▶ [Records supplied]:
^^^^^^^^^^^^^^^^
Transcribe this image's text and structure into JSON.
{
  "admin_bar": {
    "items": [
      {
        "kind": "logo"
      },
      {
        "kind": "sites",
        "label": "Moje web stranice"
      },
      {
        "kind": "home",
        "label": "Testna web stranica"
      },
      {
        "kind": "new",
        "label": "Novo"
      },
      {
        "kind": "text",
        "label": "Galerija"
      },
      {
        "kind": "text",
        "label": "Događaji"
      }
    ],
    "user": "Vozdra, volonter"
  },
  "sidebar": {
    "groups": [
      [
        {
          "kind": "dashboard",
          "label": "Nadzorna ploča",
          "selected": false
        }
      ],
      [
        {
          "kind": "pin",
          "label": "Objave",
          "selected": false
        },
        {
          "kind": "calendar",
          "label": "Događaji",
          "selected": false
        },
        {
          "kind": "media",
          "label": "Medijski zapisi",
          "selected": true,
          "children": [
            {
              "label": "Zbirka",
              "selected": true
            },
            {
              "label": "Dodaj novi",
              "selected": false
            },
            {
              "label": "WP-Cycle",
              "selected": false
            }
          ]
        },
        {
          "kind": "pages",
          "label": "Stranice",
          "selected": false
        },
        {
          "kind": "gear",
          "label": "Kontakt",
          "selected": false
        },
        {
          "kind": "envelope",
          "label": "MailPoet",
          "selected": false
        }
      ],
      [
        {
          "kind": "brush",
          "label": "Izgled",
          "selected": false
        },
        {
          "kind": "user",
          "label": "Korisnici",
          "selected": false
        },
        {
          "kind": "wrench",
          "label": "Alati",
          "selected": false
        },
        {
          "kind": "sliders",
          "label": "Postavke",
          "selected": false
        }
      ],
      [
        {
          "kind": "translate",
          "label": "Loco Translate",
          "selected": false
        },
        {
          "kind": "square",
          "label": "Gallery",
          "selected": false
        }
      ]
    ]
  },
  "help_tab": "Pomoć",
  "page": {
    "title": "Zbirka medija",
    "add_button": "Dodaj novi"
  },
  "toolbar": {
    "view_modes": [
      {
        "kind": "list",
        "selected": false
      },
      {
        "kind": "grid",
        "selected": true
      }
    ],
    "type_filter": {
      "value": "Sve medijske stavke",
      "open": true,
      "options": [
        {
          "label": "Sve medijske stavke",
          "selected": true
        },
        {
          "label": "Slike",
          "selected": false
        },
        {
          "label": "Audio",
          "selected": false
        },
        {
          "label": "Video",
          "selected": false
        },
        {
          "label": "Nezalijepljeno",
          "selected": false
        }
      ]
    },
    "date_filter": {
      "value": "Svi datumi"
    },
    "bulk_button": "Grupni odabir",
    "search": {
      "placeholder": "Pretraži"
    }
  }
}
^^^^^^^^^^^^^^^^
Repeat all entries. Match them exactly.

▶ [Full response]:
Transcribe this image's text and structure into JSON.
{
  "admin_bar": {
    "items": [
      {
        "kind": "logo"
      },
      {
        "kind": "sites",
        "label": "Moje web stranice"
      },
      {
        "kind": "home",
        "label": "Testna web stranica"
      },
      {
        "kind": "new",
        "label": "Novo"
      },
      {
        "kind": "text",
        "label": "Galerija"
      },
      {
        "kind": "text",
        "label": "Događaji"
      }
    ],
    "user": "Vozdra, volonter"
  },
  "sidebar": {
    "groups": [
      [
        {
          "kind": "dashboard",
          "label": "Nadzorna ploča",
          "selected": false
        }
      ],
      [
        {
          "kind": "pin",
          "label": "Objave",
          "selected": false
        },
        {
          "kind": "calendar",
          "label": "Događaji",
          "selected": false
        },
        {
          "kind": "media",
          "label": "Medijski zapisi",
          "selected": true,
          "children": [
            {
              "label": "Zbirka",
              "selected": true
            },
            {
              "label": "Dodaj novi",
              "selected": false
            },
            {
              "label": "WP-Cycle",
              "selected": false
            }
          ]
        },
        {
          "kind": "pages",
          "label": "Stranice",
          "selected": false
        },
        {
          "kind": "gear",
          "label": "Kontakt",
          "selected": false
        },
        {
          "kind": "envelope",
          "label": "MailPoet",
          "selected": false
        }
      ],
      [
        {
          "kind": "brush",
          "label": "Izgled",
          "selected": false
        },
        {
          "kind": "user",
          "label": "Korisnici",
          "selected": false
        },
        {
          "kind": "wrench",
          "label": "Alati",
          "selected": false
        },
        {
          "kind": "sliders",
          "label": "Postavke",
          "selected": false
        }
      ],
      [
        {
          "kind": "translate",
          "label": "Loco Translate",
          "selected": false
        },
        {
          "kind": "square",
          "label": "Gallery",
          "selected": false
        }
      ]
    ]
  },
  "help_tab": "Pomoć",
  "page": {
    "title": "Zbirka medija",
    "add_button": "Dodaj novi"
  },
  "toolbar": {
    "view_modes": [
      {
        "kind": "list",
        "selected": false
      },
      {
        "kind": "grid",
        "selected": true
      }
    ],
    "type_filter": {
      "value": "Sve medijske stavke",
      "open": true,
      "options": [
        {
          "label": "Sve medijske stavke",
          "selected": true
        },
        {
          "label": "Slike",
          "selected": false
        },
        {
          "label": "Audio",
          "selected": false
        },
        {
          "label": "Video",
          "selected": false
        },
        {
          "label": "Nezalijepljeno",
          "selected": false
        }
      ]
    },
    "date_filter": {
      "value": "Svi datumi"
    },
    "bulk_button": "Grupni odabir",
    "search": {
      "placeholder": "Pretraži"
    }
  }
}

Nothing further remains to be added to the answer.